Work required - Say how many lines contain "name", using only the number.

(Rows from a figure dataset)
** begin **

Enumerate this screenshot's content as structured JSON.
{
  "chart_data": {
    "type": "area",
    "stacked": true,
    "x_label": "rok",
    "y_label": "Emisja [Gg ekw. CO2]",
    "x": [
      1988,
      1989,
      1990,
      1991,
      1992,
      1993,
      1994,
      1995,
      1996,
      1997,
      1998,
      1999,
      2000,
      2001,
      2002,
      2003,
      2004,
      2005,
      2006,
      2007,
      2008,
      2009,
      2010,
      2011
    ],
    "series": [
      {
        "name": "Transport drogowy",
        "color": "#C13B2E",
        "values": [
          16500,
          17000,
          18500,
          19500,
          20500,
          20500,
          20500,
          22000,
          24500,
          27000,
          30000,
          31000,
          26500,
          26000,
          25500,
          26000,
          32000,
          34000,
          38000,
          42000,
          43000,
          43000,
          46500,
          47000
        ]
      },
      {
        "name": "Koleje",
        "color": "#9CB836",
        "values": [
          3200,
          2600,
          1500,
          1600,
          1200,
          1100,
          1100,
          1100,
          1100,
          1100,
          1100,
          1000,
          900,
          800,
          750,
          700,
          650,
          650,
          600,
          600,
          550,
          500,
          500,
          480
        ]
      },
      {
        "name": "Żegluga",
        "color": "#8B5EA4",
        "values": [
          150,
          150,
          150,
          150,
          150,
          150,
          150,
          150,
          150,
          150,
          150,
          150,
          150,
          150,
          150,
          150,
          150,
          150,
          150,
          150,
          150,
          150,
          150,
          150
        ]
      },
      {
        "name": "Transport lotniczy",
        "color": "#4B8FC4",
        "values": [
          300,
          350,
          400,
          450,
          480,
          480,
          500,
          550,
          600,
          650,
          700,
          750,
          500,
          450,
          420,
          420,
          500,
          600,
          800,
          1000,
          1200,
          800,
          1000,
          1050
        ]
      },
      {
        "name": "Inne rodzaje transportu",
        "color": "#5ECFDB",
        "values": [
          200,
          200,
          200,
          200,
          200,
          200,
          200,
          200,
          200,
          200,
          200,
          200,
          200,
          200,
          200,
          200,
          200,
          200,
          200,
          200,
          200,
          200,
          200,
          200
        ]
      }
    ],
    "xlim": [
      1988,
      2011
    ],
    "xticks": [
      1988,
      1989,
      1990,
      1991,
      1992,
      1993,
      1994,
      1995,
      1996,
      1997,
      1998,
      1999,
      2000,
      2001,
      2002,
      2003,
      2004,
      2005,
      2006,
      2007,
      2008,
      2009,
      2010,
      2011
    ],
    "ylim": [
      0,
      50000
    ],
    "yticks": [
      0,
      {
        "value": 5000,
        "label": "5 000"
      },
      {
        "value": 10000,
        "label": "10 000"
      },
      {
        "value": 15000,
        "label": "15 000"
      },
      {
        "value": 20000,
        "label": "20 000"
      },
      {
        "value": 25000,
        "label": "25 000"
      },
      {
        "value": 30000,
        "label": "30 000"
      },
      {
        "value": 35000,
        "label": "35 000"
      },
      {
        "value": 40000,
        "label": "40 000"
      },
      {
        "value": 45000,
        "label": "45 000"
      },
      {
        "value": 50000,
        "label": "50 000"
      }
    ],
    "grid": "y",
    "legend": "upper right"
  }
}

** end **

Reply - 5